▶ _WHAT YOU NEED TO DO_
Write down every entry below once more, exactly.

▶ _PROVIDED MATERIAL_
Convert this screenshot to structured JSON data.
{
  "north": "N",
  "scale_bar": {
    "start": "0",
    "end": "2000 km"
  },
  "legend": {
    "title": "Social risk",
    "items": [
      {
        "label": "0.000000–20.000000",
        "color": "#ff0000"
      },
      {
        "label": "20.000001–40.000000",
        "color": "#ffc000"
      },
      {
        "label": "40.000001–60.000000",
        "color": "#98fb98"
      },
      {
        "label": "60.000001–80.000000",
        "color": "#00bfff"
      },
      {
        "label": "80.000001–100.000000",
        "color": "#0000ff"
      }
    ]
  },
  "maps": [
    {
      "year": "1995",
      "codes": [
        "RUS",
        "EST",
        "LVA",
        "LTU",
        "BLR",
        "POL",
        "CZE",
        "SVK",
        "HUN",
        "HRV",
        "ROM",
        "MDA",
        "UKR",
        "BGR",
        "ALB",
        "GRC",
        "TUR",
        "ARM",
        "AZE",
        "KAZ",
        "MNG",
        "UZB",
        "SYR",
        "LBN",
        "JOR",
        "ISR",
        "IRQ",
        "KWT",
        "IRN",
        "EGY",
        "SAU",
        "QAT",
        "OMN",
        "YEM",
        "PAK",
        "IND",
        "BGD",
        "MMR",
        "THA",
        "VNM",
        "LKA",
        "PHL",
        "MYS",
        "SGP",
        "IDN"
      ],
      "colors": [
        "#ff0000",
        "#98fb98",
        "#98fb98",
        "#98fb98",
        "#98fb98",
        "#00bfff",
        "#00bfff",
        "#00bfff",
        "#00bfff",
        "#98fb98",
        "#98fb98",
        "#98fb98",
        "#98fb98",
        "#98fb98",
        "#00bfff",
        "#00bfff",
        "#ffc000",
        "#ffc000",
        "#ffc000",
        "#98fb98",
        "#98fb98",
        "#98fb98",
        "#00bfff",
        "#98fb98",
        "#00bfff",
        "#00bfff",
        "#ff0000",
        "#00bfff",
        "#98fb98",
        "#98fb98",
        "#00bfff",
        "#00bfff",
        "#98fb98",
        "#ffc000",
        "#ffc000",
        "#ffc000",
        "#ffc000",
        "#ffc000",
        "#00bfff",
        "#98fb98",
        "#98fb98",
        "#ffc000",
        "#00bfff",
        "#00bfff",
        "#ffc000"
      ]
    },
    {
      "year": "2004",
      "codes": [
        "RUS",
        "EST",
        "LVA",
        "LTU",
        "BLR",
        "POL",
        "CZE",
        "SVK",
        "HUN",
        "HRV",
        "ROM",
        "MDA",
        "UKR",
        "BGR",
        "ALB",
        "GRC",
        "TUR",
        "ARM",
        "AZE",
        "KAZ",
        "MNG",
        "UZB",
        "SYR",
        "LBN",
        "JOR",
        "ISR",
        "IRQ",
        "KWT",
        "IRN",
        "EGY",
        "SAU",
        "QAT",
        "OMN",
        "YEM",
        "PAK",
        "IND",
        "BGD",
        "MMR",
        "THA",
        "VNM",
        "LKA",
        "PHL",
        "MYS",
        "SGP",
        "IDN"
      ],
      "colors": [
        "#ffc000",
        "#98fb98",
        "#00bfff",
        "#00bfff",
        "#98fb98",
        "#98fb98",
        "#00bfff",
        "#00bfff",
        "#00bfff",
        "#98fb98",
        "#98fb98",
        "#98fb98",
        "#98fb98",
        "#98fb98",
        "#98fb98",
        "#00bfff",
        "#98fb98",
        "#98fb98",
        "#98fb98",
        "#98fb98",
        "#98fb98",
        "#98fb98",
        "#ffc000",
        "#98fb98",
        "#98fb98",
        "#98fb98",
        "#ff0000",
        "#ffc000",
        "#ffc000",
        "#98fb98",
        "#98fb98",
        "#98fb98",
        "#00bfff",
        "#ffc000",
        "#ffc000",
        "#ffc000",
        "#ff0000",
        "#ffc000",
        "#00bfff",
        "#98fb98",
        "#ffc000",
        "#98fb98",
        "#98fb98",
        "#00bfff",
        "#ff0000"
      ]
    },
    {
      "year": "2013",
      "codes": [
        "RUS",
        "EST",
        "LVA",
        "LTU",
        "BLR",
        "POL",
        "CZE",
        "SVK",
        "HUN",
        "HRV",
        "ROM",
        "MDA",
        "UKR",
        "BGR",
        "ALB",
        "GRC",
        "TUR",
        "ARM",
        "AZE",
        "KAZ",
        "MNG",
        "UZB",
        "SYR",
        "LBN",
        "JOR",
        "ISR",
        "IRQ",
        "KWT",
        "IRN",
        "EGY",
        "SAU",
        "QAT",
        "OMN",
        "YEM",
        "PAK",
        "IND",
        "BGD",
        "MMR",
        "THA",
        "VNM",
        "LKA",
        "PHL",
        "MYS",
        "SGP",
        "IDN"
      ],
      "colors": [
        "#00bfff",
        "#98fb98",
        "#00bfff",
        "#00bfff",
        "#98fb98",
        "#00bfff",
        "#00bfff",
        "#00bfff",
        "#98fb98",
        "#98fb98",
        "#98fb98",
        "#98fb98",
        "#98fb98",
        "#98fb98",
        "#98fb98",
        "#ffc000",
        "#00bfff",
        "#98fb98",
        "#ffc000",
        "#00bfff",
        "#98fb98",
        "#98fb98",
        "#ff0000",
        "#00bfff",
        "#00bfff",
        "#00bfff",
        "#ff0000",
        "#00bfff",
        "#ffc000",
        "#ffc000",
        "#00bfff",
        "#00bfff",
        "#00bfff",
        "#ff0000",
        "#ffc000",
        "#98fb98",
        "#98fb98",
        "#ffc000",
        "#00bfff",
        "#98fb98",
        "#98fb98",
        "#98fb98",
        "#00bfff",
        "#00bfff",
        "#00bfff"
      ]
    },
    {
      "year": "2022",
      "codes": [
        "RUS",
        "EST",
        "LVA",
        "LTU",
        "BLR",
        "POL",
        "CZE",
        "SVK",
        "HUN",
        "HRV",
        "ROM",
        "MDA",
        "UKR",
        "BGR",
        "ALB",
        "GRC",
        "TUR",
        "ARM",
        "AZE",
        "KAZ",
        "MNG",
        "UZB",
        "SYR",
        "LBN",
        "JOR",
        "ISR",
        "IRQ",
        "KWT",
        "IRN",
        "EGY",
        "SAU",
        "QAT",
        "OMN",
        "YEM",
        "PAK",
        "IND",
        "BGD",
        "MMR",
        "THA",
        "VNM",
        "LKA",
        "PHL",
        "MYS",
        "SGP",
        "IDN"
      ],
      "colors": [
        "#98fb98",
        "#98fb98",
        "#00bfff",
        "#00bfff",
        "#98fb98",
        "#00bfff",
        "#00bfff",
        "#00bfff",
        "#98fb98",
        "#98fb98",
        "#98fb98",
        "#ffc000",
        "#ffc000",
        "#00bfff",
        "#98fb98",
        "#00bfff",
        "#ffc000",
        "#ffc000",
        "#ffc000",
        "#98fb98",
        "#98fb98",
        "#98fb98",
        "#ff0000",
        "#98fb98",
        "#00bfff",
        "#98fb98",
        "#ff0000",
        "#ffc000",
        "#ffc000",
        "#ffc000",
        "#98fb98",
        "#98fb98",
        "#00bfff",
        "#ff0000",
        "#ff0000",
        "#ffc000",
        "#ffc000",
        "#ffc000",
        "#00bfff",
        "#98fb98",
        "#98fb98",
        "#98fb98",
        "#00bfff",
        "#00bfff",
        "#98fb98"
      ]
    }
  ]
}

▶ _TASK RESULT_
Convert this screenshot to structured JSON data.
{
  "north": "N",
  "scale_bar": {
    "start": "0",
    "end": "2000 km"
  },
  "legend": {
    "title": "Social risk",
    "items": [
      {
        "label": "0.000000–20.000000",
        "color": "#ff0000"
      },
      {
        "label": "20.000001–40.000000",
        "color": "#ffc000"
      },
      {
        "label": "40.000001–60.000000",
        "color": "#98fb98"
      },
      {
        "label": "60.000001–80.000000",
        "color": "#00bfff"
      },
      {
        "label": "80.000001–100.000000",
        "color": "#0000ff"
      }
    ]
  },
  "maps": [
    {
      "year": "1995",
      "codes": [
        "RUS",
        "EST",
        "LVA",
        "LTU",
        "BLR",
        "POL",
        "CZE",
        "SVK",
        "HUN",
        "HRV",
        "ROM",
        "MDA",
        "UKR",
        "BGR",
        "ALB",
        "GRC",
        "TUR",
        "ARM",
        "AZE",
        "KAZ",
        "MNG",
        "UZB",
        "SYR",
        "LBN",
        "JOR",
        "ISR",
        "IRQ",
        "KWT",
        "IRN",
        "EGY",
        "SAU",
        "QAT",
        "OMN",
        "YEM",
        "PAK",
        "IND",
        "BGD",
        "MMR",
        "THA",
        "VNM",
        "LKA",
        "PHL",
        "MYS",
        "SGP",
        "IDN"
      ],
      "colors": [
        "#ff0000",
        "#98fb98",
        "#98fb98",
        "#98fb98",
        "#98fb98",
        "#00bfff",
        "#00bfff",
        "#00bfff",
        "#00bfff",
        "#98fb98",
        "#98fb98",
        "#98fb98",
        "#98fb98",
        "#98fb98",
        "#00bfff",
        "#00bfff",
        "#ffc000",
        "#ffc000",
        "#ffc000",
        "#98fb98",
        "#98fb98",
        "#98fb98",
        "#00bfff",
        "#98fb98",
        "#00bfff",
        "#00bfff",
        "#ff0000",
        "#00bfff",
        "#98fb98",
        "#98fb98",
        "#00bfff",
        "#00bfff",
        "#98fb98",
        "#ffc000",
        "#ffc000",
        "#ffc000",
        "#ffc000",
        "#ffc000",
        "#00bfff",
        "#98fb98",
        "#98fb98",
        "#ffc000",
        "#00bfff",
        "#00bfff",
        "#ffc000"
      ]
    },
    {
      "year": "2004",
      "codes": [
        "RUS",
        "EST",
        "LVA",
        "LTU",
        "BLR",
        "POL",
        "CZE",
        "SVK",
        "HUN",
        "HRV",
        "ROM",
        "MDA",
        "UKR",
        "BGR",
        "ALB",
        "GRC",
        "TUR",
        "ARM",
        "AZE",
        "KAZ",
        "MNG",
        "UZB",
        "SYR",
        "LBN",
        "JOR",
        "ISR",
        "IRQ",
        "KWT",
        "IRN",
        "EGY",
        "SAU",
        "QAT",
        "OMN",
        "YEM",
        "PAK",
        "IND",
        "BGD",
        "MMR",
        "THA",
        "VNM",
        "LKA",
        "PHL",
        "MYS",
        "SGP",
        "IDN"
      ],
      "colors": [
        "#ffc000",
        "#98fb98",
        "#00bfff",
        "#00bfff",
        "#98fb98",
        "#98fb98",
        "#00bfff",
        "#00bfff",
        "#00bfff",
        "#98fb98",
        "#98fb98",
        "#98fb98",
        "#98fb98",
        "#98fb98",
        "#98fb98",
        "#00bfff",
        "#98fb98",
        "#98fb98",
        "#98fb98",
        "#98fb98",
        "#98fb98",
        "#98fb98",
        "#ffc000",
        "#98fb98",
        "#98fb98",
        "#98fb98",
        "#ff0000",
        "#ffc000",
        "#ffc000",
        "#98fb98",
        "#98fb98",
        "#98fb98",
        "#00bfff",
        "#ffc000",
        "#ffc000",
        "#ffc000",
        "#ff0000",
        "#ffc000",
        "#00bfff",
        "#98fb98",
        "#ffc000",
        "#98fb98",
        "#98fb98",
        "#00bfff",
        "#ff0000"
      ]
    },
    {
      "year": "2013",
      "codes": [
        "RUS",
        "EST",
        "LVA",
        "LTU",
        "BLR",
        "POL",
        "CZE",
        "SVK",
        "HUN",
        "HRV",
        "ROM",
        "MDA",
        "UKR",
        "BGR",
        "ALB",
        "GRC",
        "TUR",
        "ARM",
        "AZE",
        "KAZ",
        "MNG",
        "UZB",
        "SYR",
        "LBN",
        "JOR",
        "ISR",
        "IRQ",
        "KWT",
        "IRN",
        "EGY",
        "SAU",
        "QAT",
        "OMN",
        "YEM",
        "PAK",
        "IND",
        "BGD",
        "MMR",
        "THA",
        "VNM",
        "LKA",
        "PHL",
        "MYS",
        "SGP",
        "IDN"
      ],
      "colors": [
        "#00bfff",
        "#98fb98",
        "#00bfff",
        "#00bfff",
        "#98fb98",
        "#00bfff",
        "#00bfff",
        "#00bfff",
        "#98fb98",
        "#98fb98",
        "#98fb98",
        "#98fb98",
        "#98fb98",
        "#98fb98",
        "#98fb98",
        "#ffc000",
        "#00bfff",
        "#98fb98",
        "#ffc000",
        "#00bfff",
        "#98fb98",
        "#98fb98",
        "#ff0000",
        "#00bfff",
        "#00bfff",
        "#00bfff",
        "#ff0000",
        "#00bfff",
        "#ffc000",
        "#ffc000",
        "#00bfff",
        "#00bfff",
        "#00bfff",
        "#ff0000",
        "#ffc000",
        "#98fb98",
        "#98fb98",
        "#ffc000",
        "#00bfff",
        "#98fb98",
        "#98fb98",
        "#98fb98",
        "#00bfff",
        "#00bfff",
        "#00bfff"
      ]
    },
    {
      "year": "2022",
      "codes": [
        "RUS",
        "EST",
        "LVA",
        "LTU",
        "BLR",
        "POL",
        "CZE",
        "SVK",
        "HUN",
        "HRV",
        "ROM",
        "MDA",
        "UKR",
        "BGR",
        "ALB",
        "GRC",
        "TUR",
        "ARM",
        "AZE",
        "KAZ",
        "MNG",
        "UZB",
        "SYR",
        "LBN",
        "JOR",
        "ISR",
        "IRQ",
        "KWT",
        "IRN",
        "EGY",
        "SAU",
        "QAT",
        "OMN",
        "YEM",
        "PAK",
        "IND",
        "BGD",
        "MMR",
        "THA",
        "VNM",
        "LKA",
        "PHL",
        "MYS",
        "SGP",
        "IDN"
      ],
      "colors": [
        "#98fb98",
        "#98fb98",
        "#00bfff",
        "#00bfff",
        "#98fb98",
        "#00bfff",
        "#00bfff",
        "#00bfff",
        "#98fb98",
        "#98fb98",
        "#98fb98",
        "#ffc000",
        "#ffc000",
        "#00bfff",
        "#98fb98",
        "#00bfff",
        "#ffc000",
        "#ffc000",
        "#ffc000",
        "#98fb98",
        "#98fb98",
        "#98fb98",
        "#ff0000",
        "#98fb98",
        "#00bfff",
        "#98fb98",
        "#ff0000",
        "#ffc000",
        "#ffc000",
        "#ffc000",
        "#98fb98",
        "#98fb98",
        "#00bfff",
        "#ff0000",
        "#ff0000",
        "#ffc000",
        "#ffc000",
        "#ffc000",
        "#00bfff",
        "#98fb98",
        "#98fb98",
        "#98fb98",
        "#00bfff",
        "#00bfff",
        "#98fb98"
      ]
    }
  ]
}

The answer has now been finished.